Dataset records on visual material
------------------------------------
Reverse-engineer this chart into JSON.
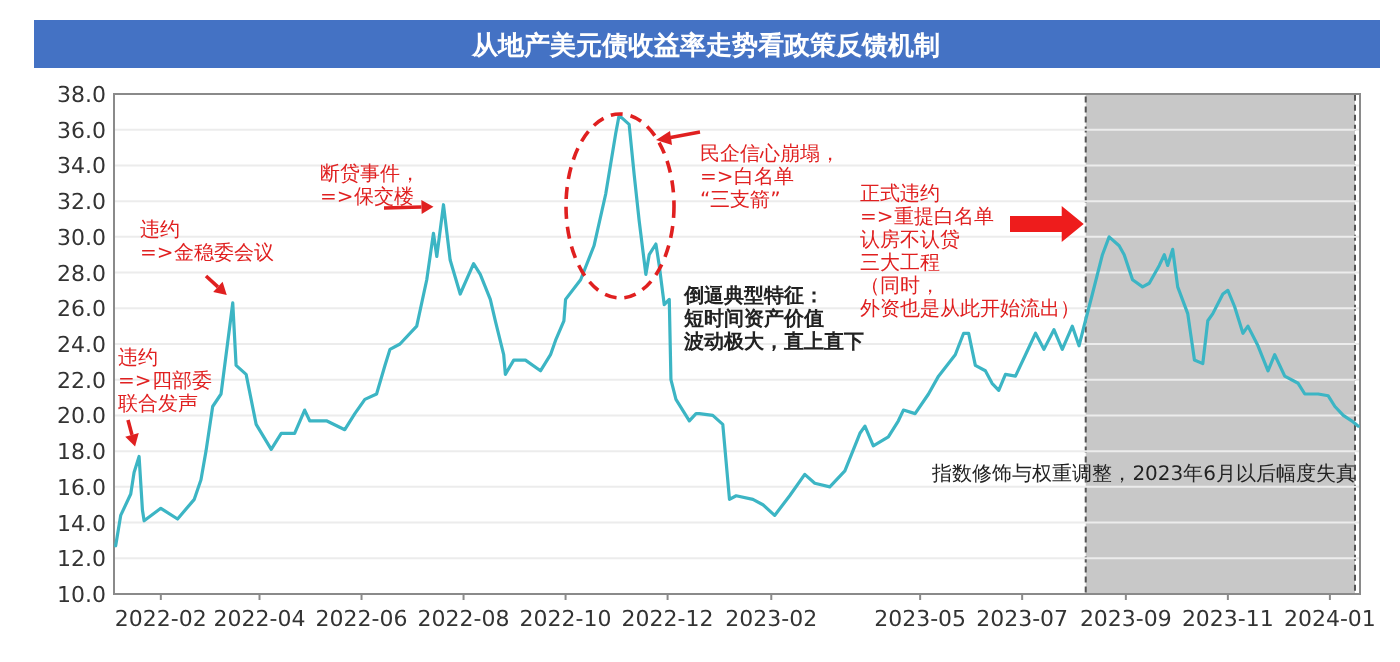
{
  "chart_data": {
    "type": "line",
    "title": "从地产美元债收益率走势看政策反馈机制",
    "x": [
      "2022-01-05",
      "2022-01-08",
      "2022-01-14",
      "2022-01-16",
      "2022-01-19",
      "2022-01-21",
      "2022-01-22",
      "2022-02-01",
      "2022-02-11",
      "2022-02-21",
      "2022-02-25",
      "2022-02-28",
      "2022-03-04",
      "2022-03-09",
      "2022-03-16",
      "2022-03-18",
      "2022-03-24",
      "2022-03-30",
      "2022-04-08",
      "2022-04-14",
      "2022-04-22",
      "2022-04-28",
      "2022-05-01",
      "2022-05-11",
      "2022-05-22",
      "2022-05-28",
      "2022-06-03",
      "2022-06-10",
      "2022-06-15",
      "2022-06-18",
      "2022-06-24",
      "2022-07-04",
      "2022-07-10",
      "2022-07-14",
      "2022-07-16",
      "2022-07-20",
      "2022-07-24",
      "2022-07-30",
      "2022-08-07",
      "2022-08-11",
      "2022-08-17",
      "2022-08-20",
      "2022-08-25",
      "2022-08-26",
      "2022-08-31",
      "2022-09-07",
      "2022-09-16",
      "2022-09-22",
      "2022-09-25",
      "2022-09-30",
      "2022-10-01",
      "2022-10-10",
      "2022-10-18",
      "2022-10-25",
      "2022-10-31",
      "2022-11-02",
      "2022-11-08",
      "2022-11-11",
      "2022-11-14",
      "2022-11-18",
      "2022-11-20",
      "2022-11-24",
      "2022-11-26",
      "2022-11-29",
      "2022-12-02",
      "2022-12-03",
      "2022-12-06",
      "2022-12-14",
      "2022-12-18",
      "2022-12-20",
      "2022-12-28",
      "2023-01-03",
      "2023-01-07",
      "2023-01-11",
      "2023-01-21",
      "2023-01-27",
      "2023-02-03",
      "2023-02-12",
      "2023-02-21",
      "2023-02-27",
      "2023-03-08",
      "2023-03-17",
      "2023-03-26",
      "2023-03-29",
      "2023-04-03",
      "2023-04-12",
      "2023-04-18",
      "2023-04-21",
      "2023-04-28",
      "2023-05-06",
      "2023-05-12",
      "2023-05-22",
      "2023-05-27",
      "2023-05-30",
      "2023-06-03",
      "2023-06-09",
      "2023-06-13",
      "2023-06-17",
      "2023-06-21",
      "2023-06-27",
      "2023-07-03",
      "2023-07-09",
      "2023-07-14",
      "2023-07-20",
      "2023-07-25",
      "2023-07-31",
      "2023-08-04",
      "2023-08-07",
      "2023-08-12",
      "2023-08-18",
      "2023-08-22",
      "2023-08-28",
      "2023-08-31",
      "2023-09-05",
      "2023-09-11",
      "2023-09-15",
      "2023-09-21",
      "2023-09-24",
      "2023-09-26",
      "2023-09-29",
      "2023-10-02",
      "2023-10-08",
      "2023-10-12",
      "2023-10-17",
      "2023-10-20",
      "2023-10-23",
      "2023-10-29",
      "2023-11-01",
      "2023-11-05",
      "2023-11-10",
      "2023-11-13",
      "2023-11-19",
      "2023-11-25",
      "2023-11-29",
      "2023-12-05",
      "2023-12-13",
      "2023-12-17",
      "2023-12-25",
      "2023-12-31",
      "2024-01-04",
      "2024-01-09",
      "2024-01-14",
      "2024-01-18"
    ],
    "values": [
      12.7,
      14.4,
      15.6,
      16.8,
      17.7,
      14.7,
      14.1,
      14.8,
      14.2,
      15.3,
      16.4,
      18.0,
      20.5,
      21.2,
      26.3,
      22.8,
      22.3,
      19.5,
      18.1,
      19.0,
      19.0,
      20.3,
      19.7,
      19.7,
      19.2,
      20.1,
      20.9,
      21.2,
      22.8,
      23.7,
      24.0,
      25.0,
      27.6,
      30.2,
      28.9,
      31.8,
      28.7,
      26.8,
      28.5,
      27.9,
      26.5,
      25.3,
      23.4,
      22.3,
      23.1,
      23.1,
      22.5,
      23.4,
      24.2,
      25.3,
      26.5,
      27.6,
      29.5,
      32.4,
      35.8,
      36.8,
      36.3,
      33.5,
      30.9,
      27.9,
      29.0,
      29.6,
      28.4,
      26.2,
      26.5,
      22.0,
      20.9,
      19.7,
      20.1,
      20.1,
      20.0,
      19.5,
      15.3,
      15.5,
      15.3,
      15.0,
      14.4,
      15.5,
      16.7,
      16.2,
      16.0,
      16.9,
      19.0,
      19.4,
      18.3,
      18.8,
      19.7,
      20.3,
      20.1,
      21.2,
      22.2,
      23.4,
      24.6,
      24.6,
      22.8,
      22.5,
      21.8,
      21.4,
      22.3,
      22.2,
      23.4,
      24.6,
      23.7,
      24.8,
      23.7,
      25.0,
      23.9,
      25.0,
      26.8,
      29.0,
      30.0,
      29.5,
      29.0,
      27.6,
      27.2,
      27.4,
      28.4,
      29.0,
      28.4,
      29.3,
      27.2,
      25.7,
      23.1,
      22.9,
      25.3,
      25.7,
      26.8,
      27.0,
      26.1,
      24.6,
      25.0,
      23.9,
      22.5,
      23.4,
      22.2,
      21.8,
      21.2,
      21.2,
      21.1,
      20.5,
      20.0,
      19.7,
      19.4
    ],
    "color": "#3cb5c4",
    "xlim": [
      "2022-01-04",
      "2024-01-19"
    ],
    "xticks": [
      "2022-02",
      "2022-04",
      "2022-06",
      "2022-08",
      "2022-10",
      "2022-12",
      "2023-02",
      "2023-05",
      "2023-07",
      "2023-09",
      "2023-11",
      "2024-01"
    ],
    "ylim": [
      10,
      38
    ],
    "yticks": [
      {
        "value": 10,
        "label": "10.0"
      },
      {
        "value": 12,
        "label": "12.0"
      },
      {
        "value": 14,
        "label": "14.0"
      },
      {
        "value": 16,
        "label": "16.0"
      },
      {
        "value": 18,
        "label": "18.0"
      },
      {
        "value": 20,
        "label": "20.0"
      },
      {
        "value": 22,
        "label": "22.0"
      },
      {
        "value": 24,
        "label": "24.0"
      },
      {
        "value": 26,
        "label": "26.0"
      },
      {
        "value": 28,
        "label": "28.0"
      },
      {
        "value": 30,
        "label": "30.0"
      },
      {
        "value": 32,
        "label": "32.0"
      },
      {
        "value": 34,
        "label": "34.0"
      },
      {
        "value": 36,
        "label": "36.0"
      },
      {
        "value": 38,
        "label": "38.0"
      }
    ],
    "grid": "y",
    "marker": "none",
    "line_style": "solid",
    "bands": [
      {
        "axis": "x",
        "from": "2023-08-08",
        "to": "2024-01-16",
        "label": "指数修饰与权重调整，2023年6月以后幅度失真",
        "color": "#c8c8c8"
      }
    ],
    "annotations": [
      {
        "text": "违约=>四部委联合发声",
        "x": "2022-01-19",
        "y": 17.7
      },
      {
        "text": "违约=>金稳委会议",
        "x": "2022-03-16",
        "y": 26.3
      },
      {
        "text": "断贷事件，=>保交楼",
        "x": "2022-07-20",
        "y": 31.8
      },
      "民企信心崩塌，=>白名单“三支箭”",
      "倒逼典型特征：短时间资产价值波动极大，直上直下",
      {
        "text": "正式违约=>重提白名单认房不认贷三大工程（同时，外资也是从此开始流出）",
        "x": "2023-08-08",
        "y": 30.2
      }
    ]
  }
}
------------------------------------
• **WHAT YOU SHOULD DO**
Print every entry above again without changing a word, and omit the pictures.

• **EXPECTED ANSWER**
Reverse-engineer this chart into JSON.
{
  "chart_data": {
    "type": "line",
    "title": "从地产美元债收益率走势看政策反馈机制",
    "x": [
      "2022-01-05",
      "2022-01-08",
      "2022-01-14",
      "2022-01-16",
      "2022-01-19",
      "2022-01-21",
      "2022-01-22",
      "2022-02-01",
      "2022-02-11",
      "2022-02-21",
      "2022-02-25",
      "2022-02-28",
      "2022-03-04",
      "2022-03-09",
      "2022-03-16",
      "2022-03-18",
      "2022-03-24",
      "2022-03-30",
      "2022-04-08",
      "2022-04-14",
      "2022-04-22",
      "2022-04-28",
      "2022-05-01",
      "2022-05-11",
      "2022-05-22",
      "2022-05-28",
      "2022-06-03",
      "2022-06-10",
      "2022-06-15",
      "2022-06-18",
      "2022-06-24",
      "2022-07-04",
      "2022-07-10",
      "2022-07-14",
      "2022-07-16",
      "2022-07-20",
      "2022-07-24",
      "2022-07-30",
      "2022-08-07",
      "2022-08-11",
      "2022-08-17",
      "2022-08-20",
      "2022-08-25",
      "2022-08-26",
      "2022-08-31",
      "2022-09-07",
      "2022-09-16",
      "2022-09-22",
      "2022-09-25",
      "2022-09-30",
      "2022-10-01",
      "2022-10-10",
      "2022-10-18",
      "2022-10-25",
      "2022-10-31",
      "2022-11-02",
      "2022-11-08",
      "2022-11-11",
      "2022-11-14",
      "2022-11-18",
      "2022-11-20",
      "2022-11-24",
      "2022-11-26",
      "2022-11-29",
      "2022-12-02",
      "2022-12-03",
      "2022-12-06",
      "2022-12-14",
      "2022-12-18",
      "2022-12-20",
      "2022-12-28",
      "2023-01-03",
      "2023-01-07",
      "2023-01-11",
      "2023-01-21",
      "2023-01-27",
      "2023-02-03",
      "2023-02-12",
      "2023-02-21",
      "2023-02-27",
      "2023-03-08",
      "2023-03-17",
      "2023-03-26",
      "2023-03-29",
      "2023-04-03",
      "2023-04-12",
      "2023-04-18",
      "2023-04-21",
      "2023-04-28",
      "2023-05-06",
      "2023-05-12",
      "2023-05-22",
      "2023-05-27",
      "2023-05-30",
      "2023-06-03",
      "2023-06-09",
      "2023-06-13",
      "2023-06-17",
      "2023-06-21",
      "2023-06-27",
      "2023-07-03",
      "2023-07-09",
      "2023-07-14",
      "2023-07-20",
      "2023-07-25",
      "2023-07-31",
      "2023-08-04",
      "2023-08-07",
      "2023-08-12",
      "2023-08-18",
      "2023-08-22",
      "2023-08-28",
      "2023-08-31",
      "2023-09-05",
      "2023-09-11",
      "2023-09-15",
      "2023-09-21",
      "2023-09-24",
      "2023-09-26",
      "2023-09-29",
      "2023-10-02",
      "2023-10-08",
      "2023-10-12",
      "2023-10-17",
      "2023-10-20",
      "2023-10-23",
      "2023-10-29",
      "2023-11-01",
      "2023-11-05",
      "2023-11-10",
      "2023-11-13",
      "2023-11-19",
      "2023-11-25",
      "2023-11-29",
      "2023-12-05",
      "2023-12-13",
      "2023-12-17",
      "2023-12-25",
      "2023-12-31",
      "2024-01-04",
      "2024-01-09",
      "2024-01-14",
      "2024-01-18"
    ],
    "values": [
      12.7,
      14.4,
      15.6,
      16.8,
      17.7,
      14.7,
      14.1,
      14.8,
      14.2,
      15.3,
      16.4,
      18.0,
      20.5,
      21.2,
      26.3,
      22.8,
      22.3,
      19.5,
      18.1,
      19.0,
      19.0,
      20.3,
      19.7,
      19.7,
      19.2,
      20.1,
      20.9,
      21.2,
      22.8,
      23.7,
      24.0,
      25.0,
      27.6,
      30.2,
      28.9,
      31.8,
      28.7,
      26.8,
      28.5,
      27.9,
      26.5,
      25.3,
      23.4,
      22.3,
      23.1,
      23.1,
      22.5,
      23.4,
      24.2,
      25.3,
      26.5,
      27.6,
      29.5,
      32.4,
      35.8,
      36.8,
      36.3,
      33.5,
      30.9,
      27.9,
      29.0,
      29.6,
      28.4,
      26.2,
      26.5,
      22.0,
      20.9,
      19.7,
      20.1,
      20.1,
      20.0,
      19.5,
      15.3,
      15.5,
      15.3,
      15.0,
      14.4,
      15.5,
      16.7,
      16.2,
      16.0,
      16.9,
      19.0,
      19.4,
      18.3,
      18.8,
      19.7,
      20.3,
      20.1,
      21.2,
      22.2,
      23.4,
      24.6,
      24.6,
      22.8,
      22.5,
      21.8,
      21.4,
      22.3,
      22.2,
      23.4,
      24.6,
      23.7,
      24.8,
      23.7,
      25.0,
      23.9,
      25.0,
      26.8,
      29.0,
      30.0,
      29.5,
      29.0,
      27.6,
      27.2,
      27.4,
      28.4,
      29.0,
      28.4,
      29.3,
      27.2,
      25.7,
      23.1,
      22.9,
      25.3,
      25.7,
      26.8,
      27.0,
      26.1,
      24.6,
      25.0,
      23.9,
      22.5,
      23.4,
      22.2,
      21.8,
      21.2,
      21.2,
      21.1,
      20.5,
      20.0,
      19.7,
      19.4
    ],
    "color": "#3cb5c4",
    "xlim": [
      "2022-01-04",
      "2024-01-19"
    ],
    "xticks": [
      "2022-02",
      "2022-04",
      "2022-06",
      "2022-08",
      "2022-10",
      "2022-12",
      "2023-02",
      "2023-05",
      "2023-07",
      "2023-09",
      "2023-11",
      "2024-01"
    ],
    "ylim": [
      10,
      38
    ],
    "yticks": [
      {
        "value": 10,
        "label": "10.0"
      },
      {
        "value": 12,
        "label": "12.0"
      },
      {
        "value": 14,
        "label": "14.0"
      },
      {
        "value": 16,
        "label": "16.0"
      },
      {
        "value": 18,
        "label": "18.0"
      },
      {
        "value": 20,
        "label": "20.0"
      },
      {
        "value": 22,
        "label": "22.0"
      },
      {
        "value": 24,
        "label": "24.0"
      },
      {
        "value": 26,
        "label": "26.0"
      },
      {
        "value": 28,
        "label": "28.0"
      },
      {
        "value": 30,
        "label": "30.0"
      },
      {
        "value": 32,
        "label": "32.0"
      },
      {
        "value": 34,
        "label": "34.0"
      },
      {
        "value": 36,
        "label": "36.0"
      },
      {
        "value": 38,
        "label": "38.0"
      }
    ],
    "grid": "y",
    "marker": "none",
    "line_style": "solid",
    "bands": [
      {
        "axis": "x",
        "from": "2023-08-08",
        "to": "2024-01-16",
        "label": "指数修饰与权重调整，2023年6月以后幅度失真",
        "color": "#c8c8c8"
      }
    ],
    "annotations": [
      {
        "text": "违约=>四部委联合发声",
        "x": "2022-01-19",
        "y": 17.7
      },
      {
        "text": "违约=>金稳委会议",
        "x": "2022-03-16",
        "y": 26.3
      },
      {
        "text": "断贷事件，=>保交楼",
        "x": "2022-07-20",
        "y": 31.8
      },
      "民企信心崩塌，=>白名单“三支箭”",
      "倒逼典型特征：短时间资产价值波动极大，直上直下",
      {
        "text": "正式违约=>重提白名单认房不认贷三大工程（同时，外资也是从此开始流出）",
        "x": "2023-08-08",
        "y": 30.2
      }
    ]
  }
}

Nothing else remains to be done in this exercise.